----- Listed entries -----

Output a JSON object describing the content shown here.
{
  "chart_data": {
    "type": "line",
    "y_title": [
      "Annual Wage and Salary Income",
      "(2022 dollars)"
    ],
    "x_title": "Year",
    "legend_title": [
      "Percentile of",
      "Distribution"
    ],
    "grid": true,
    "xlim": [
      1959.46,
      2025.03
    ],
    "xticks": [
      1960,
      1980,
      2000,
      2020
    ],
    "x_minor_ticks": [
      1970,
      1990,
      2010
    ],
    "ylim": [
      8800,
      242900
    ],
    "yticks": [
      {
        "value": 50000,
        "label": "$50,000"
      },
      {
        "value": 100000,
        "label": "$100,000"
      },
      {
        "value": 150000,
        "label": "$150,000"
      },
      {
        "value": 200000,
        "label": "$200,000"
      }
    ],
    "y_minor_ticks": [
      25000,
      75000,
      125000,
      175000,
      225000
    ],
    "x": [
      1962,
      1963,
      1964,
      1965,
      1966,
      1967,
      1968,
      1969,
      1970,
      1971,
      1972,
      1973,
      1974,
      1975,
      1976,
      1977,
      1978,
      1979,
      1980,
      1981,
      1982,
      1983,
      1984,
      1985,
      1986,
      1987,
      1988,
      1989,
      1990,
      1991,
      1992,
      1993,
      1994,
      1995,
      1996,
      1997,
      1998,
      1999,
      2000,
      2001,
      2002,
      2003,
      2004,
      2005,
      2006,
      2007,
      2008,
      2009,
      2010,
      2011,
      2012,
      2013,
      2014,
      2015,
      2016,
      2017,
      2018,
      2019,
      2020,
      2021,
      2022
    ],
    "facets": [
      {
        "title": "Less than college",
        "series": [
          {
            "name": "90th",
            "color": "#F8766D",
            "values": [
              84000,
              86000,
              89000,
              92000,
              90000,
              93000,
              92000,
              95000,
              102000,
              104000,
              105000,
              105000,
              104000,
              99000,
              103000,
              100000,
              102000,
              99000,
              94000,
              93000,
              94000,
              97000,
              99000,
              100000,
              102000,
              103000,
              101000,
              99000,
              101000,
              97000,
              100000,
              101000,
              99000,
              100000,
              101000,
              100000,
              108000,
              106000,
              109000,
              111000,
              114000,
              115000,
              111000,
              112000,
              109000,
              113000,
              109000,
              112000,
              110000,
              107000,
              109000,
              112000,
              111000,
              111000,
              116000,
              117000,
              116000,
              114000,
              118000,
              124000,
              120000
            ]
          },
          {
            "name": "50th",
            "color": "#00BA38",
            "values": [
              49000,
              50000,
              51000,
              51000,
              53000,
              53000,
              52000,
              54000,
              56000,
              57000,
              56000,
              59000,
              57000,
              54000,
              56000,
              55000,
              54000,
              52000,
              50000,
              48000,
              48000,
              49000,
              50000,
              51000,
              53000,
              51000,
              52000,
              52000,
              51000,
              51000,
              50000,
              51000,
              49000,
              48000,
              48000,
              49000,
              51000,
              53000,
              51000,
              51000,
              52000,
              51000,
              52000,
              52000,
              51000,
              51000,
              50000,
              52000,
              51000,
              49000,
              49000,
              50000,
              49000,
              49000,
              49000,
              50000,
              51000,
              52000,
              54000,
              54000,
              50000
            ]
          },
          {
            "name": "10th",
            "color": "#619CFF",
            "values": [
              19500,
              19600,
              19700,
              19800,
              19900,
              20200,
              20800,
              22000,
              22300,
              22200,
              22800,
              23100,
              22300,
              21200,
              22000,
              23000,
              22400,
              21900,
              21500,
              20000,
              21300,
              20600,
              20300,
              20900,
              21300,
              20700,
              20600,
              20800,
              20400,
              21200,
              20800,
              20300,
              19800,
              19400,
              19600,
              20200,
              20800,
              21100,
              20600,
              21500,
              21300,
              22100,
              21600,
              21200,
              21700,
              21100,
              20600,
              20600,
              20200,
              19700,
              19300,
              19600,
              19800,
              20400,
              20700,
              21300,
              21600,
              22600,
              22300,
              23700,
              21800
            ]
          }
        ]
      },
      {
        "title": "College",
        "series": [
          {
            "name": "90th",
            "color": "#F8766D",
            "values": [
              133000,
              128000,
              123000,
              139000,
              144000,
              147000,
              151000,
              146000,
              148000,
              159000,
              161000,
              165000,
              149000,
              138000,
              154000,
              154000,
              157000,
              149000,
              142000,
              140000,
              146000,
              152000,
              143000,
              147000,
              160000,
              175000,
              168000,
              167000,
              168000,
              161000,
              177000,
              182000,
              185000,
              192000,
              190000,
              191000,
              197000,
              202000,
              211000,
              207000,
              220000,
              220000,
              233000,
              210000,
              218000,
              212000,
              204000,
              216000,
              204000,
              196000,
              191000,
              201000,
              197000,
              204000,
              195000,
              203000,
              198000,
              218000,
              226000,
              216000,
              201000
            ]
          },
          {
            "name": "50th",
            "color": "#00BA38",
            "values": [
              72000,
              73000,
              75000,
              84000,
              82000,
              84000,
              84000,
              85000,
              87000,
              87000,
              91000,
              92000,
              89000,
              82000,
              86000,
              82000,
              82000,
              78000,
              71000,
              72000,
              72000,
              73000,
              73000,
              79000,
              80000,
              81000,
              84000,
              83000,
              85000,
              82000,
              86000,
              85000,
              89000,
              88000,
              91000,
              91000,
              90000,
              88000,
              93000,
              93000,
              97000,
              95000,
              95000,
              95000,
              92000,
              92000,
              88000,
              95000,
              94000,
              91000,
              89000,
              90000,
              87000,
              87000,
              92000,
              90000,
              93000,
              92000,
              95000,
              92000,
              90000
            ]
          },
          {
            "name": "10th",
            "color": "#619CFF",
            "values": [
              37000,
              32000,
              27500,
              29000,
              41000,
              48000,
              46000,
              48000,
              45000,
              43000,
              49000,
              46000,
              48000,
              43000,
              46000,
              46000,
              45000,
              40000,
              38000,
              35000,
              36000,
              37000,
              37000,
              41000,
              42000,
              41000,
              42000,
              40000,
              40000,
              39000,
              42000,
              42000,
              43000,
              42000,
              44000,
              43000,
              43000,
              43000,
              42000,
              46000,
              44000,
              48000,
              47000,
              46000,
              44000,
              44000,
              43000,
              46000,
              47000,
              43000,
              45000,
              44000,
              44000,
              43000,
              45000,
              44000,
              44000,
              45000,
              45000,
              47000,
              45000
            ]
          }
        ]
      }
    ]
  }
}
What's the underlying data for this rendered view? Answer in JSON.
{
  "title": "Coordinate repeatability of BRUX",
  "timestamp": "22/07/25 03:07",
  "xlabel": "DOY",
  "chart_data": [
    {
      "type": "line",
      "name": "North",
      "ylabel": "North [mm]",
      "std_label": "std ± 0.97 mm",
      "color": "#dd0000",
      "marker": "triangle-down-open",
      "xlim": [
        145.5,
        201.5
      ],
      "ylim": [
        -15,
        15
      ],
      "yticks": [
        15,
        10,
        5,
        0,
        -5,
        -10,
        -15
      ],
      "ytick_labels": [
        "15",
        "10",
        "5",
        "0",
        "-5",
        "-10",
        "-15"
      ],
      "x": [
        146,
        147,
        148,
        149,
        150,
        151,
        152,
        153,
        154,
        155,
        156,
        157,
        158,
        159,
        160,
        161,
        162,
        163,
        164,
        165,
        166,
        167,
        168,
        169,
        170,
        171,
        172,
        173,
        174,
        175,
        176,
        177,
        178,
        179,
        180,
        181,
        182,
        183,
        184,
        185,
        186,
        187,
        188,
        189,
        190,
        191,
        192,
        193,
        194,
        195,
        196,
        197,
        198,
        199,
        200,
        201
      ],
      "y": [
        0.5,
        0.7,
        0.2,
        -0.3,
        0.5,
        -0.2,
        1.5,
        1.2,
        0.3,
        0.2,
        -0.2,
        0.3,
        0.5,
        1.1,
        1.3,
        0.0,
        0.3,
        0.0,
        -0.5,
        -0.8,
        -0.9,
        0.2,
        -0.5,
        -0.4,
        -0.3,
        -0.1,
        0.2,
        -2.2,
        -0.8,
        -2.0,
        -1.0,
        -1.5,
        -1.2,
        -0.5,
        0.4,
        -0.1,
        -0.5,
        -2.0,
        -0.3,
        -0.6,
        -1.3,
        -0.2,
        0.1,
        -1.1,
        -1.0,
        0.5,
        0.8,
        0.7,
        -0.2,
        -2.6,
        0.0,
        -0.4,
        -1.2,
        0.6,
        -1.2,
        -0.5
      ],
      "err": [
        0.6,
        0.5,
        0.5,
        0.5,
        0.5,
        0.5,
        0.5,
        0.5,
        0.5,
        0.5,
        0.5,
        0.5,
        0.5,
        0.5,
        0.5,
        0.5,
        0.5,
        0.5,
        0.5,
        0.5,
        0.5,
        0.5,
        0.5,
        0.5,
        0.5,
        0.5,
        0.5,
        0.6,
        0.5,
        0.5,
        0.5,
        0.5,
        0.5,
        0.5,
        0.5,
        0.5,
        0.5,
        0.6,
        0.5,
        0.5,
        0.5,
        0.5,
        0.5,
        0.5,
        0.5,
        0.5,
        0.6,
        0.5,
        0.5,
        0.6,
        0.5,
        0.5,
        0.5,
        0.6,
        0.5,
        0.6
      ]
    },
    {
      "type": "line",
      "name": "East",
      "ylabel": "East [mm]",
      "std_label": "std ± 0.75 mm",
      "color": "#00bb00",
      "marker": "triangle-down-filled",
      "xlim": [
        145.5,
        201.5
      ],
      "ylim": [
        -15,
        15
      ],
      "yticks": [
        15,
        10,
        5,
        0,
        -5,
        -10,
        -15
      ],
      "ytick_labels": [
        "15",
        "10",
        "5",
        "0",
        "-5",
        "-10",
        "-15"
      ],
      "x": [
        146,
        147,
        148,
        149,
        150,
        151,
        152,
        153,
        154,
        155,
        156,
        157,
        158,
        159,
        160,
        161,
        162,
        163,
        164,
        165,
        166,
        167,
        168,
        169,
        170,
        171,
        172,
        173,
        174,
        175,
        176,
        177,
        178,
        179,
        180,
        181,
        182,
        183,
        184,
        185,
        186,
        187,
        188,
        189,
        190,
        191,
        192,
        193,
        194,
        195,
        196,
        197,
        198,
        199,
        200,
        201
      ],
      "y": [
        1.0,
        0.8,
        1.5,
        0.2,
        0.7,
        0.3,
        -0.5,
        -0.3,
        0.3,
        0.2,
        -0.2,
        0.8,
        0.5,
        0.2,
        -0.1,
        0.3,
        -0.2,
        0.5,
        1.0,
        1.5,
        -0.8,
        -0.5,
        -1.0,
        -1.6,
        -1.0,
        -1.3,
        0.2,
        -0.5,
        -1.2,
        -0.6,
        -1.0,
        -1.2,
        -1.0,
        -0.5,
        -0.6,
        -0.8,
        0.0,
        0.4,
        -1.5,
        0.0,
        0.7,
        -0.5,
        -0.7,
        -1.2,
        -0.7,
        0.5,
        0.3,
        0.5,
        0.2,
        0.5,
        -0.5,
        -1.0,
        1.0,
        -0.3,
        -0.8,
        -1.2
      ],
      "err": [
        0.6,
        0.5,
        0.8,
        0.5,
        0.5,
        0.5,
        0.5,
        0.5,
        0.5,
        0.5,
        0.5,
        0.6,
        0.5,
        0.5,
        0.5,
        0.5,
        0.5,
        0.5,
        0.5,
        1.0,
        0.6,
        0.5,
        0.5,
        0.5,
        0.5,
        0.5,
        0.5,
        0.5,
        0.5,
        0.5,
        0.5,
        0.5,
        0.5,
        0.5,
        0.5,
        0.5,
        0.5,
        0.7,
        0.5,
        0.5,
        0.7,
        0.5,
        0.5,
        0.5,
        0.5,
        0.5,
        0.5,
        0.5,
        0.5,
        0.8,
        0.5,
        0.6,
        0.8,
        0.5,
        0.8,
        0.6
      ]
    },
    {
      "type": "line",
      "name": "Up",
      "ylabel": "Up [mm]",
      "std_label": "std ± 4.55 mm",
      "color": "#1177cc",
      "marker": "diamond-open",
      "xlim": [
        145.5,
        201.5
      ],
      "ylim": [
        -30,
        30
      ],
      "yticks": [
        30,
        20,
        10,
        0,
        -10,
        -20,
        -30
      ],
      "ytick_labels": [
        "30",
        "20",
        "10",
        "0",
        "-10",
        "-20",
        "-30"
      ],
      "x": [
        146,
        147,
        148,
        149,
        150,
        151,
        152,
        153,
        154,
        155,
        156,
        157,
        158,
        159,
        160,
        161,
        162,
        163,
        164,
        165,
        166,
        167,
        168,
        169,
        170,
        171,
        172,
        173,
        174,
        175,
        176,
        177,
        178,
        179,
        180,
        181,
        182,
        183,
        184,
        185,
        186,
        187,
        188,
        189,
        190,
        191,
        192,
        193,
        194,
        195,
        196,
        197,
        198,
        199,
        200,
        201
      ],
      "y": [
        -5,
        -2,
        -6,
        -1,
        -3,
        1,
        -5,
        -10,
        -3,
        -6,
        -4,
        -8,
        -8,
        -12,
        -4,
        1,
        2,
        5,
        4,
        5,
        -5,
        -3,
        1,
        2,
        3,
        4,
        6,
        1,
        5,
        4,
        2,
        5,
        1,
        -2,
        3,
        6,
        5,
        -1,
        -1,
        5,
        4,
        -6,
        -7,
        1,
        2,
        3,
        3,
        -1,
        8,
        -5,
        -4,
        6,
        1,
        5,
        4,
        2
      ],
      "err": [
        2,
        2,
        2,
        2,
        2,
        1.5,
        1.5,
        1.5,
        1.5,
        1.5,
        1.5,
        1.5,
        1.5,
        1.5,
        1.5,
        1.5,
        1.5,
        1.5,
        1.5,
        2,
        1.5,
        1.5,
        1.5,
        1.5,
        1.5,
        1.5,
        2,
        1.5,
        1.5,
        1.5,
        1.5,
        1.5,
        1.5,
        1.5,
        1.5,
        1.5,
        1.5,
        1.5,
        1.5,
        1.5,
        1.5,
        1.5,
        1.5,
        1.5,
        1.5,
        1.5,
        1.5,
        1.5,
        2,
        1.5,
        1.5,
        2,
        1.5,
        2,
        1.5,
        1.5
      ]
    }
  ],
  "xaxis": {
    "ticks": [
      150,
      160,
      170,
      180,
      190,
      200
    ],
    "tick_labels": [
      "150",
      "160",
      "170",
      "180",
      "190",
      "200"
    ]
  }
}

-----

## Aim:
Where a line above holds the string "triangle", show that line.

## Result for this exercise:
      "marker": "triangle-down-open",
      "marker": "triangle-down-filled",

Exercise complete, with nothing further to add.